» Dataset
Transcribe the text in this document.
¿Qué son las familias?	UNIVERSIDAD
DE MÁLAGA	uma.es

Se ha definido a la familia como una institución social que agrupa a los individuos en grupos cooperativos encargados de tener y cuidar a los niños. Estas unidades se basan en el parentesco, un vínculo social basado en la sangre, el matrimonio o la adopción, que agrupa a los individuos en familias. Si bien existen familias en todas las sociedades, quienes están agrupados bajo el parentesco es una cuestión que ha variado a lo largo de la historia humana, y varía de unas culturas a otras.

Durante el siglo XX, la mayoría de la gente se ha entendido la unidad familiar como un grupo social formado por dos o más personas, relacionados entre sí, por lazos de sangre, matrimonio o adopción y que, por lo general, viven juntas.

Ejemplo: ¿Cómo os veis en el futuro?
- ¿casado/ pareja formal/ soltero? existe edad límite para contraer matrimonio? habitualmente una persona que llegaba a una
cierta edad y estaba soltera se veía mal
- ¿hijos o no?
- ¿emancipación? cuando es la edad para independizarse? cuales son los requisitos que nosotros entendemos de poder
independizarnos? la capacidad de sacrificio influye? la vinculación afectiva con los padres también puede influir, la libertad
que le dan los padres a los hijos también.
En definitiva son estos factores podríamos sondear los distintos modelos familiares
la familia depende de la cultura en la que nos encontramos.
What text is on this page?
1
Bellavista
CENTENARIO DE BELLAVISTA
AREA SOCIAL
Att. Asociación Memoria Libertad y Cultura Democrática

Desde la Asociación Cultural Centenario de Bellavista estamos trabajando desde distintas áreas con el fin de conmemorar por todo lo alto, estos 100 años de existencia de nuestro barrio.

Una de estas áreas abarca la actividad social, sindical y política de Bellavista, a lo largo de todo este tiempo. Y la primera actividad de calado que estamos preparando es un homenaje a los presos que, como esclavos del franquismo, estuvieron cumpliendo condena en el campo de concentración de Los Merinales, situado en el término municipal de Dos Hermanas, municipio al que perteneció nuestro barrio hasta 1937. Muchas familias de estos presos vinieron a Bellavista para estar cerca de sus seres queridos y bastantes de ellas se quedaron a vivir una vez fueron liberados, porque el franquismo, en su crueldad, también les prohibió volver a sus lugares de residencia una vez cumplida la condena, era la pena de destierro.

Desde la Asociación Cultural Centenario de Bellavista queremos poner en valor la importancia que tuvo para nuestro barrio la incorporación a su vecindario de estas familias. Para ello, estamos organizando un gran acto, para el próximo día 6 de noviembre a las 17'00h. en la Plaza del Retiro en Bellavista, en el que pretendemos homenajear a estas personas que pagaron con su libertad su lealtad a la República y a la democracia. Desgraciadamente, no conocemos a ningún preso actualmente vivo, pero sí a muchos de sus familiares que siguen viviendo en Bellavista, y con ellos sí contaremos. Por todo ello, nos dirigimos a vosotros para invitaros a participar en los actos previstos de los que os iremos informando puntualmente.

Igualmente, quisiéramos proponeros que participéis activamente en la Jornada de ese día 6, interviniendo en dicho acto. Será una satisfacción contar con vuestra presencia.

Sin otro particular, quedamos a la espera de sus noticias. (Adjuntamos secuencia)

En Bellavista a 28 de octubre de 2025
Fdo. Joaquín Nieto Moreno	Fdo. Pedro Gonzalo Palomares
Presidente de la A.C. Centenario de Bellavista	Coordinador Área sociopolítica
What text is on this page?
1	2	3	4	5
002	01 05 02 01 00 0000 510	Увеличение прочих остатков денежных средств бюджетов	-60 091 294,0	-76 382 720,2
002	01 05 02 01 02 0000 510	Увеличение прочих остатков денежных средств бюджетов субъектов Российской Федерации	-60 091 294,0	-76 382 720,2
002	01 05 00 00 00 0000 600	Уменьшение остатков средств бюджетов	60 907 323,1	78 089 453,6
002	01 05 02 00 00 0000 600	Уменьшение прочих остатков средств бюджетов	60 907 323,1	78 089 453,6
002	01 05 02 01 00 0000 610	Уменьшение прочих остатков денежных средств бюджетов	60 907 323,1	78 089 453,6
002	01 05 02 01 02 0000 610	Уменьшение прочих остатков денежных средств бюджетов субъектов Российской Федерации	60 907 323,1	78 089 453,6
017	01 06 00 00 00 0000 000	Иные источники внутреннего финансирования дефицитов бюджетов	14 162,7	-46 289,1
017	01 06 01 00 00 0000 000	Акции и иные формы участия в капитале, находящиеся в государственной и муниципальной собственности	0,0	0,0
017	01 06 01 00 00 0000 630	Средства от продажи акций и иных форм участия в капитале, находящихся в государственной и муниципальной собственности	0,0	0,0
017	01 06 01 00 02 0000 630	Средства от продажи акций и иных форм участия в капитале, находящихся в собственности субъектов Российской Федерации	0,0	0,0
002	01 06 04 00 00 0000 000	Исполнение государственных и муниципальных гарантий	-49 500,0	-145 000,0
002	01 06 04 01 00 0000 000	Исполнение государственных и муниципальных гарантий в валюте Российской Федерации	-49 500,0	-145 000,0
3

» Written instruction
Return every line above in which the string "matrimonio" occurs.

» Result below
Se ha definido a la familia como una institución social que agrupa a los individuos en grupos cooperativos encargados de tener y cuidar a los niños. Estas unidades se basan en el parentesco, un vínculo social basado en la sangre, el matrimonio o la adopción, que agrupa a los individuos en familias. Si bien existen familias en todas las sociedades, quienes están agrupados bajo el parentesco es una cuestión que ha variado a lo largo de la historia humana, y varía de unas culturas a otras.
Durante el siglo XX, la mayoría de la gente se ha entendido la unidad familiar como un grupo social formado por dos o más personas, relacionados entre sí, por lazos de sangre, matrimonio o adopción y que, por lo general, viven juntas.
- ¿casado/ pareja formal/ soltero? existe edad límite para contraer matrimonio? habitualmente una persona que llegaba a una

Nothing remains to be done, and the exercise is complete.